#### Task to complete:
Quote the lines below word for word, with no changes.

#### Data provided:
>>
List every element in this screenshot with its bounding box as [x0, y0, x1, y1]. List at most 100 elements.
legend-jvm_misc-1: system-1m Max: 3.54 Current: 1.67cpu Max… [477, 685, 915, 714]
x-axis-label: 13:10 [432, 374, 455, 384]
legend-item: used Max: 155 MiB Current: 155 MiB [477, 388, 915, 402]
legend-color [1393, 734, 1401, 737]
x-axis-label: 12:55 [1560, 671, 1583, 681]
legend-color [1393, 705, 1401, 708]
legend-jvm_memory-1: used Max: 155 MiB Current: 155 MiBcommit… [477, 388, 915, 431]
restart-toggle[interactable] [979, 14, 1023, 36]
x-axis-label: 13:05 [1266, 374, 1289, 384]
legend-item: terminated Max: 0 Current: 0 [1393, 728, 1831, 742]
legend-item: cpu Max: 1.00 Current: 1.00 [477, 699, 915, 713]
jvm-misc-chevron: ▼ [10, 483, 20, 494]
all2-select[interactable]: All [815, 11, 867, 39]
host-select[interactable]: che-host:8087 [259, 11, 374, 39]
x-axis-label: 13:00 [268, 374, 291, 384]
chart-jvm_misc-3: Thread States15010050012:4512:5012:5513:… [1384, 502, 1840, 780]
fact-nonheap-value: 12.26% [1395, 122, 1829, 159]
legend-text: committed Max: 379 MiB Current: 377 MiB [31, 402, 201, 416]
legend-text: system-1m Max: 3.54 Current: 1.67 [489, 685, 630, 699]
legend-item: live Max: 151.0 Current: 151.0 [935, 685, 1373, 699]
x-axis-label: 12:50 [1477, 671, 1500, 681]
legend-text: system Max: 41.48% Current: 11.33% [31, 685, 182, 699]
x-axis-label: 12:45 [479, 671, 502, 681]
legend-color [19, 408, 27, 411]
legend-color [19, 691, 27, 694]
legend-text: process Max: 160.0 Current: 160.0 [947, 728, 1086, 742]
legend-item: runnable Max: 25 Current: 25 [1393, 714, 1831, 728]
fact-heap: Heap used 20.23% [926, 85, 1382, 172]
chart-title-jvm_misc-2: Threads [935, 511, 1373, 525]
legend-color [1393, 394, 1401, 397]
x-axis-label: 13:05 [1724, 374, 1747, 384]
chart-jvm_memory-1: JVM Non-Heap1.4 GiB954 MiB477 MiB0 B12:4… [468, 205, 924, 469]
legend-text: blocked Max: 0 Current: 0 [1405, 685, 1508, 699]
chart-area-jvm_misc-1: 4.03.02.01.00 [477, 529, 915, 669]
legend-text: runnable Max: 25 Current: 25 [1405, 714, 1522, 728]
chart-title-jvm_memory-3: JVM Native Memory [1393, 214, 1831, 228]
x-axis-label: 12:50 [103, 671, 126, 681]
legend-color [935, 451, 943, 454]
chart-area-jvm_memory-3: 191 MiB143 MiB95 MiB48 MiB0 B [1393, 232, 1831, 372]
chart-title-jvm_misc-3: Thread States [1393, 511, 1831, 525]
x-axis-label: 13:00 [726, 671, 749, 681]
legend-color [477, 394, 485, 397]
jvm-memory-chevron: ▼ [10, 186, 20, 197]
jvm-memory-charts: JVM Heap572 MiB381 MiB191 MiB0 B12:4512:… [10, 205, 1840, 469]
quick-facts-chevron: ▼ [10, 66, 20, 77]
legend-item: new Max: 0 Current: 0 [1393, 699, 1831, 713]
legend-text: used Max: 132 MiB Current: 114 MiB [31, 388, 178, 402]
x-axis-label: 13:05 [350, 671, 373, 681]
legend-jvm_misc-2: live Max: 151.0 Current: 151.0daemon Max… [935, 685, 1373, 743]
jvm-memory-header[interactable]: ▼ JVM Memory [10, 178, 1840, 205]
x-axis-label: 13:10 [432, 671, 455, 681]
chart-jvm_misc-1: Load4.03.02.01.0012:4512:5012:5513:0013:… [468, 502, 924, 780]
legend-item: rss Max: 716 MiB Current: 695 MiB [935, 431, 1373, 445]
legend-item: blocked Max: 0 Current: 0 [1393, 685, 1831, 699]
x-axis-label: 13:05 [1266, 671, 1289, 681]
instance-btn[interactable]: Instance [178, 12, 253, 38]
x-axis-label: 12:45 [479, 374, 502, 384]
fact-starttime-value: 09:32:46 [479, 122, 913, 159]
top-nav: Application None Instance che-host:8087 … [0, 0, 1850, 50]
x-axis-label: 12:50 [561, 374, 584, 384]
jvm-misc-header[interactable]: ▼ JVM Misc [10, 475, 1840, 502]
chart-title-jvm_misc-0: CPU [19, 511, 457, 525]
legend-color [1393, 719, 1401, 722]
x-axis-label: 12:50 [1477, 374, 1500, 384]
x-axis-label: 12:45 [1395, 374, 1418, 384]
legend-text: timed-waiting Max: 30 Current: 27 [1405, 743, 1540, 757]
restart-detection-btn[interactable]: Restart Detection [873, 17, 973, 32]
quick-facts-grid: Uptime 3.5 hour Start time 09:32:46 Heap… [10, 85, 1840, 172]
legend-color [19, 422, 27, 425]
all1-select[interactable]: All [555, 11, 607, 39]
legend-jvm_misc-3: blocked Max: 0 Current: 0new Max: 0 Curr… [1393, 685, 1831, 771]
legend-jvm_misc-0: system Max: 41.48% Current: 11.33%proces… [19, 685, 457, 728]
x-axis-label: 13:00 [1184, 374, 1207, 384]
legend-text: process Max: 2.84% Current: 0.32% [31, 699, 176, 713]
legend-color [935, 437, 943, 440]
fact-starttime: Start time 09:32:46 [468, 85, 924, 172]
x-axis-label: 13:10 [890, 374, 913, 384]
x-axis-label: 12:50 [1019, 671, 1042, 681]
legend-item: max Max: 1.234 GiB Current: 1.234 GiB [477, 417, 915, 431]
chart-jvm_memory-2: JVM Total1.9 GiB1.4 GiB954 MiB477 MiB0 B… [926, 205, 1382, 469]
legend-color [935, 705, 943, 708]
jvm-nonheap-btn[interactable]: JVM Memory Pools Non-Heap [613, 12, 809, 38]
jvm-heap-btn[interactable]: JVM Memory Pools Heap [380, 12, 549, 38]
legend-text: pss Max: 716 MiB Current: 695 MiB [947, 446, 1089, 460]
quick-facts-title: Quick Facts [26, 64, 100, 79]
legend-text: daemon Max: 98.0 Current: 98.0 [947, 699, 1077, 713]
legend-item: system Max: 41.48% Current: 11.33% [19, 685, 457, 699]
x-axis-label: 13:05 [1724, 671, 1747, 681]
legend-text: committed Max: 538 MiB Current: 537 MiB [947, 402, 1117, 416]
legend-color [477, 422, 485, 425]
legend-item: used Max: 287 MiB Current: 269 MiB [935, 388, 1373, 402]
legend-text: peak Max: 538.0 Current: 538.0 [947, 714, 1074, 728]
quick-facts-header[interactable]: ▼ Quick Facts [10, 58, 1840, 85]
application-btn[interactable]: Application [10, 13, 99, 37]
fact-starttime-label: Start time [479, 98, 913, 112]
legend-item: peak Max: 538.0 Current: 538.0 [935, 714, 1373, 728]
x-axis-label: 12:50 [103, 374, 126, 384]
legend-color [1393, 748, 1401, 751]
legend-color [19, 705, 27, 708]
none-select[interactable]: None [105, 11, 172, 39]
<<
#### Problem solution:
List every element in this screenshot with its bounding box as [x0, y0, x1, y1]. List at most 100 elements.
legend-jvm_misc-1: system-1m Max: 3.54 Current: 1.67cpu Max… [477, 685, 915, 714]
x-axis-label: 13:10 [432, 374, 455, 384]
legend-item: used Max: 155 MiB Current: 155 MiB [477, 388, 915, 402]
legend-color [1393, 734, 1401, 737]
x-axis-label: 12:55 [1560, 671, 1583, 681]
legend-color [1393, 705, 1401, 708]
legend-jvm_memory-1: used Max: 155 MiB Current: 155 MiBcommit… [477, 388, 915, 431]
restart-toggle[interactable] [979, 14, 1023, 36]
x-axis-label: 13:05 [1266, 374, 1289, 384]
legend-item: terminated Max: 0 Current: 0 [1393, 728, 1831, 742]
legend-item: cpu Max: 1.00 Current: 1.00 [477, 699, 915, 713]
jvm-misc-chevron: ▼ [10, 483, 20, 494]
all2-select[interactable]: All [815, 11, 867, 39]
host-select[interactable]: che-host:8087 [259, 11, 374, 39]
x-axis-label: 13:00 [268, 374, 291, 384]
chart-jvm_misc-3: Thread States15010050012:4512:5012:5513:… [1384, 502, 1840, 780]
fact-nonheap-value: 12.26% [1395, 122, 1829, 159]
legend-text: committed Max: 379 MiB Current: 377 MiB [31, 402, 201, 416]
legend-text: system-1m Max: 3.54 Current: 1.67 [489, 685, 630, 699]
legend-item: live Max: 151.0 Current: 151.0 [935, 685, 1373, 699]
x-axis-label: 12:50 [1477, 671, 1500, 681]
legend-text: system Max: 41.48% Current: 11.33% [31, 685, 182, 699]
x-axis-label: 12:45 [479, 671, 502, 681]
legend-color [19, 408, 27, 411]
legend-color [19, 691, 27, 694]
legend-text: process Max: 160.0 Current: 160.0 [947, 728, 1086, 742]
legend-item: runnable Max: 25 Current: 25 [1393, 714, 1831, 728]
fact-heap: Heap used 20.23% [926, 85, 1382, 172]
chart-title-jvm_misc-2: Threads [935, 511, 1373, 525]
legend-color [1393, 394, 1401, 397]
x-axis-label: 13:05 [1724, 374, 1747, 384]
chart-jvm_memory-1: JVM Non-Heap1.4 GiB954 MiB477 MiB0 B12:4… [468, 205, 924, 469]
legend-text: blocked Max: 0 Current: 0 [1405, 685, 1508, 699]
chart-area-jvm_misc-1: 4.03.02.01.00 [477, 529, 915, 669]
legend-text: runnable Max: 25 Current: 25 [1405, 714, 1522, 728]
chart-title-jvm_memory-3: JVM Native Memory [1393, 214, 1831, 228]
x-axis-label: 12:50 [103, 671, 126, 681]
legend-color [935, 451, 943, 454]
chart-area-jvm_memory-3: 191 MiB143 MiB95 MiB48 MiB0 B [1393, 232, 1831, 372]
chart-title-jvm_misc-3: Thread States [1393, 511, 1831, 525]
x-axis-label: 13:00 [726, 671, 749, 681]
legend-color [477, 394, 485, 397]
jvm-memory-chevron: ▼ [10, 186, 20, 197]
jvm-memory-charts: JVM Heap572 MiB381 MiB191 MiB0 B12:4512:… [10, 205, 1840, 469]
quick-facts-chevron: ▼ [10, 66, 20, 77]
legend-item: new Max: 0 Current: 0 [1393, 699, 1831, 713]
legend-text: used Max: 132 MiB Current: 114 MiB [31, 388, 178, 402]
x-axis-label: 13:05 [350, 671, 373, 681]
legend-jvm_misc-2: live Max: 151.0 Current: 151.0daemon Max… [935, 685, 1373, 743]
jvm-memory-header[interactable]: ▼ JVM Memory [10, 178, 1840, 205]
x-axis-label: 13:10 [432, 671, 455, 681]
chart-jvm_misc-1: Load4.03.02.01.0012:4512:5012:5513:0013:… [468, 502, 924, 780]
legend-item: rss Max: 716 MiB Current: 695 MiB [935, 431, 1373, 445]
legend-item: blocked Max: 0 Current: 0 [1393, 685, 1831, 699]
x-axis-label: 13:05 [1266, 671, 1289, 681]
instance-btn[interactable]: Instance [178, 12, 253, 38]
x-axis-label: 12:45 [479, 374, 502, 384]
fact-starttime-value: 09:32:46 [479, 122, 913, 159]
top-nav: Application None Instance che-host:8087 … [0, 0, 1850, 50]
x-axis-label: 12:50 [561, 374, 584, 384]
jvm-misc-header[interactable]: ▼ JVM Misc [10, 475, 1840, 502]
chart-title-jvm_misc-0: CPU [19, 511, 457, 525]
legend-color [1393, 719, 1401, 722]
x-axis-label: 12:50 [1477, 374, 1500, 384]
x-axis-label: 12:45 [1395, 374, 1418, 384]
legend-text: timed-waiting Max: 30 Current: 27 [1405, 743, 1540, 757]
restart-detection-btn[interactable]: Restart Detection [873, 17, 973, 32]
quick-facts-grid: Uptime 3.5 hour Start time 09:32:46 Heap… [10, 85, 1840, 172]
legend-color [19, 422, 27, 425]
all1-select[interactable]: All [555, 11, 607, 39]
legend-jvm_misc-3: blocked Max: 0 Current: 0new Max: 0 Curr… [1393, 685, 1831, 771]
legend-jvm_misc-0: system Max: 41.48% Current: 11.33%proces… [19, 685, 457, 728]
x-axis-label: 13:00 [1184, 374, 1207, 384]
legend-text: process Max: 2.84% Current: 0.32% [31, 699, 176, 713]
legend-color [935, 437, 943, 440]
fact-starttime: Start time 09:32:46 [468, 85, 924, 172]
x-axis-label: 13:10 [890, 374, 913, 384]
x-axis-label: 12:50 [1019, 671, 1042, 681]
legend-item: max Max: 1.234 GiB Current: 1.234 GiB [477, 417, 915, 431]
chart-jvm_memory-2: JVM Total1.9 GiB1.4 GiB954 MiB477 MiB0 B… [926, 205, 1382, 469]
legend-color [935, 705, 943, 708]
jvm-nonheap-btn[interactable]: JVM Memory Pools Non-Heap [613, 12, 809, 38]
jvm-heap-btn[interactable]: JVM Memory Pools Heap [380, 12, 549, 38]
legend-text: pss Max: 716 MiB Current: 695 MiB [947, 446, 1089, 460]
quick-facts-title: Quick Facts [26, 64, 100, 79]
legend-text: daemon Max: 98.0 Current: 98.0 [947, 699, 1077, 713]
legend-item: system Max: 41.48% Current: 11.33% [19, 685, 457, 699]
x-axis-label: 13:05 [1724, 671, 1747, 681]
legend-text: committed Max: 538 MiB Current: 537 MiB [947, 402, 1117, 416]
legend-color [477, 422, 485, 425]
legend-item: used Max: 287 MiB Current: 269 MiB [935, 388, 1373, 402]
legend-text: peak Max: 538.0 Current: 538.0 [947, 714, 1074, 728]
quick-facts-header[interactable]: ▼ Quick Facts [10, 58, 1840, 85]
application-btn[interactable]: Application [10, 13, 99, 37]
fact-starttime-label: Start time [479, 98, 913, 112]
legend-item: peak Max: 538.0 Current: 538.0 [935, 714, 1373, 728]
x-axis-label: 12:50 [103, 374, 126, 384]
legend-color [1393, 748, 1401, 751]
legend-color [19, 705, 27, 708]
none-select[interactable]: None [105, 11, 172, 39]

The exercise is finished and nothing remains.